Gather every line in the records below that contains the word "name".

::::

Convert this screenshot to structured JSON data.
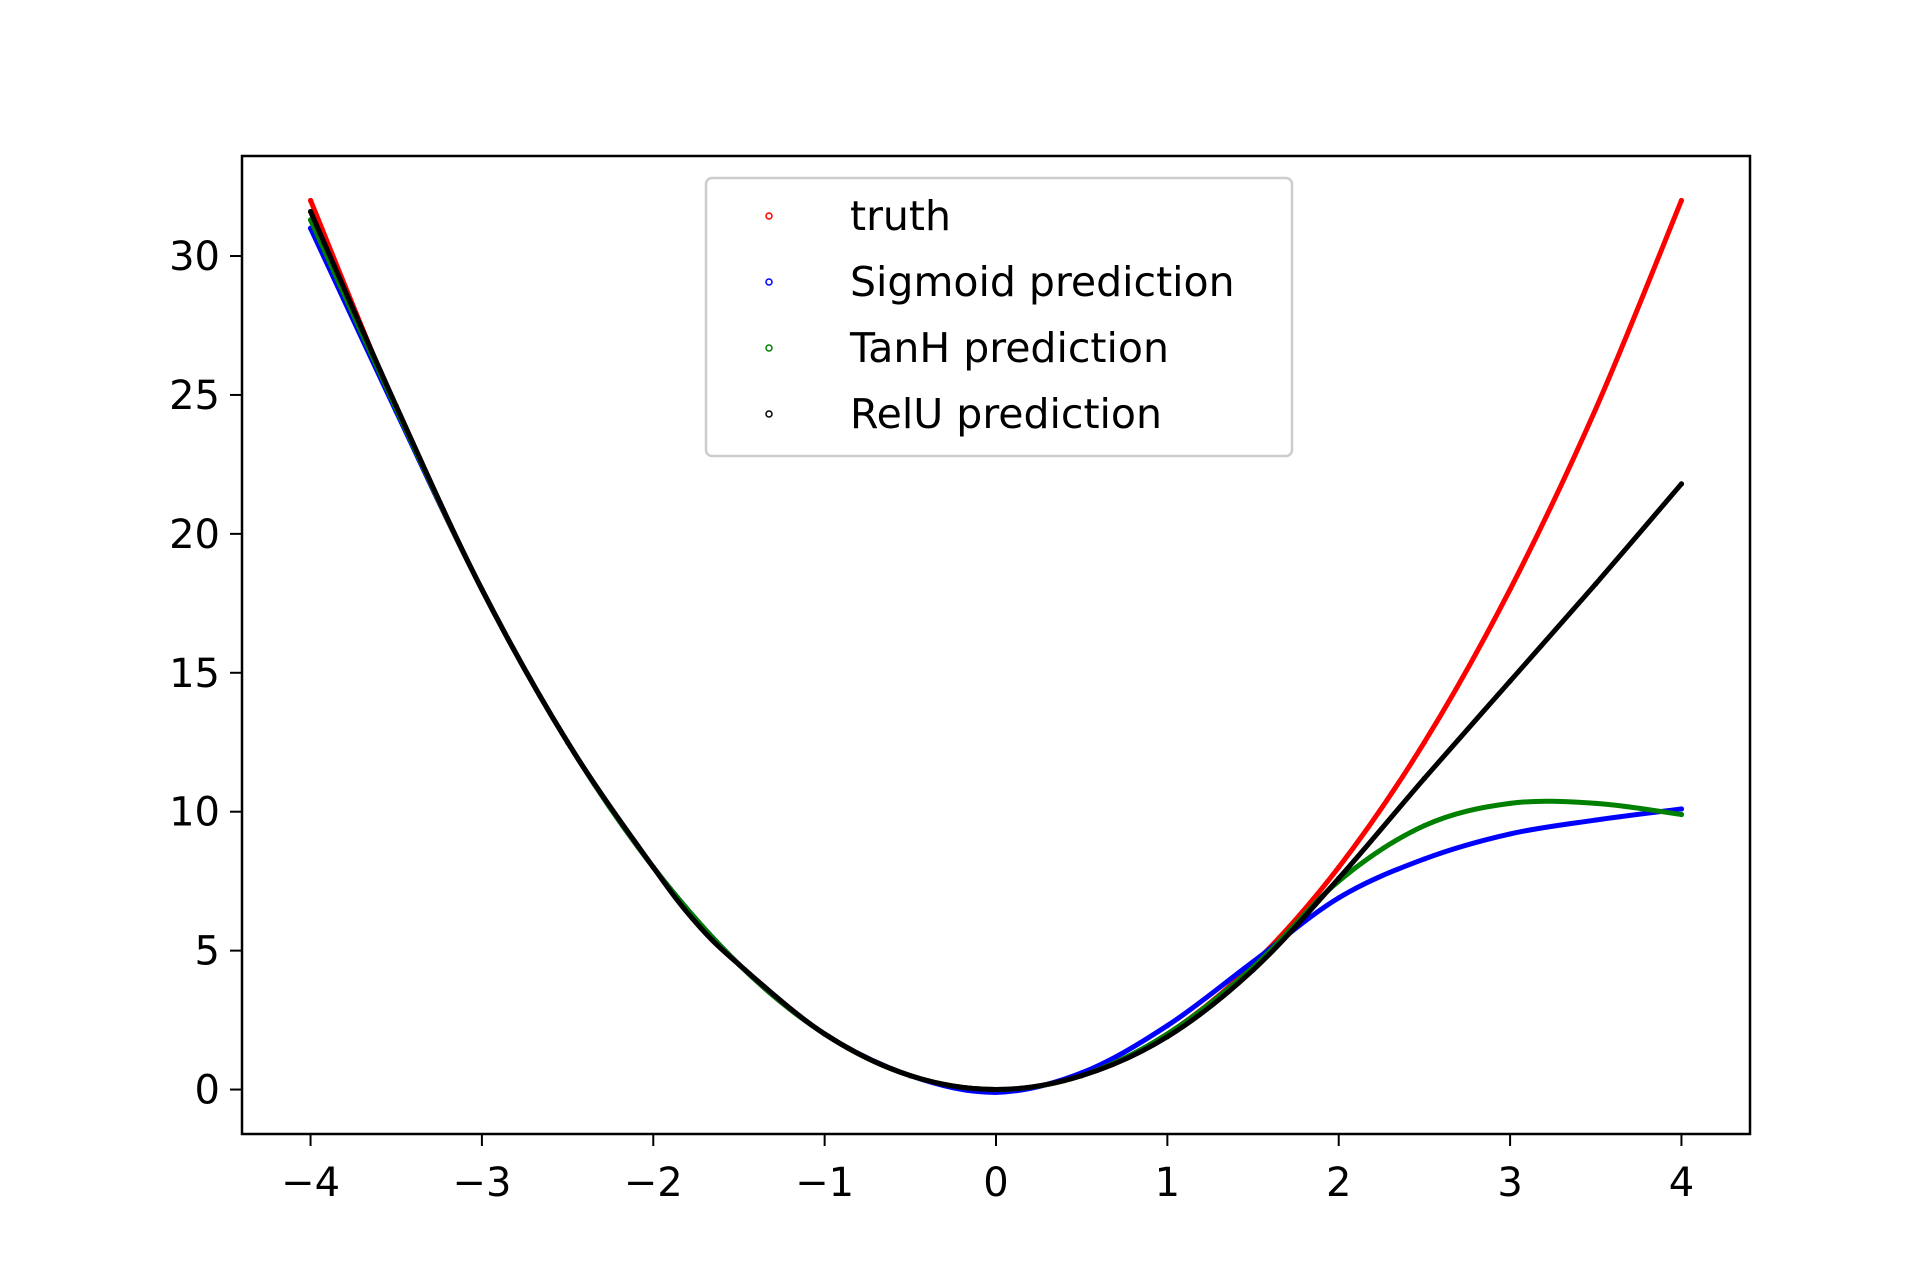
{
  "chart_data": {
    "type": "scatter",
    "title": "",
    "xlabel": "",
    "ylabel": "",
    "xlim": [
      -4.4,
      4.4
    ],
    "ylim": [
      -1.6,
      33.6
    ],
    "x_ticks": [
      -4,
      -3,
      -2,
      -1,
      0,
      1,
      2,
      3,
      4
    ],
    "x_tick_labels": [
      "−4",
      "−3",
      "−2",
      "−1",
      "0",
      "1",
      "2",
      "3",
      "4"
    ],
    "y_ticks": [
      0,
      5,
      10,
      15,
      20,
      25,
      30
    ],
    "y_tick_labels": [
      "0",
      "5",
      "10",
      "15",
      "20",
      "25",
      "30"
    ],
    "grid": false,
    "legend_position": "top-center",
    "series": [
      {
        "name": "truth",
        "color": "#ff0000",
        "x": [
          -4,
          -3.5,
          -3,
          -2.5,
          -2,
          -1.5,
          -1,
          -0.5,
          0,
          0.5,
          1,
          1.5,
          2,
          2.5,
          3,
          3.5,
          4
        ],
        "y": [
          32,
          24.5,
          18,
          12.5,
          8,
          4.5,
          2,
          0.5,
          0,
          0.5,
          2,
          4.5,
          8,
          12.5,
          18,
          24.5,
          32
        ]
      },
      {
        "name": "Sigmoid prediction",
        "color": "#0000ff",
        "x": [
          -4,
          -3.5,
          -3,
          -2.5,
          -2,
          -1.5,
          -1,
          -0.5,
          0,
          0.5,
          1,
          1.5,
          2,
          2.5,
          3,
          3.5,
          4
        ],
        "y": [
          31.0,
          24.4,
          18.0,
          12.5,
          8.0,
          4.5,
          2.0,
          0.5,
          -0.1,
          0.6,
          2.3,
          4.6,
          6.9,
          8.3,
          9.2,
          9.7,
          10.1
        ]
      },
      {
        "name": "TanH prediction",
        "color": "#008000",
        "x": [
          -4,
          -3.5,
          -3,
          -2.5,
          -2,
          -1.5,
          -1,
          -0.5,
          0,
          0.5,
          1,
          1.5,
          2,
          2.5,
          3,
          3.5,
          4
        ],
        "y": [
          31.3,
          24.5,
          18.0,
          12.5,
          8.0,
          4.5,
          2.0,
          0.5,
          0.0,
          0.5,
          2.0,
          4.4,
          7.5,
          9.5,
          10.3,
          10.3,
          9.9
        ]
      },
      {
        "name": "RelU prediction",
        "color": "#000000",
        "x": [
          -4,
          -3.5,
          -3,
          -2.5,
          -2,
          -1.75,
          -1.5,
          -1,
          -0.5,
          0,
          0.5,
          1,
          1.5,
          2,
          2.5,
          3,
          3.5,
          4
        ],
        "y": [
          31.6,
          24.6,
          18.0,
          12.5,
          8.0,
          6.0,
          4.5,
          2.0,
          0.5,
          0.0,
          0.5,
          1.9,
          4.3,
          7.6,
          11.2,
          14.7,
          18.2,
          21.8
        ]
      }
    ]
  }
}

::::

#### Exercise output
        "name": "truth",
        "name": "Sigmoid prediction",
        "name": "TanH prediction",
        "name": "RelU prediction",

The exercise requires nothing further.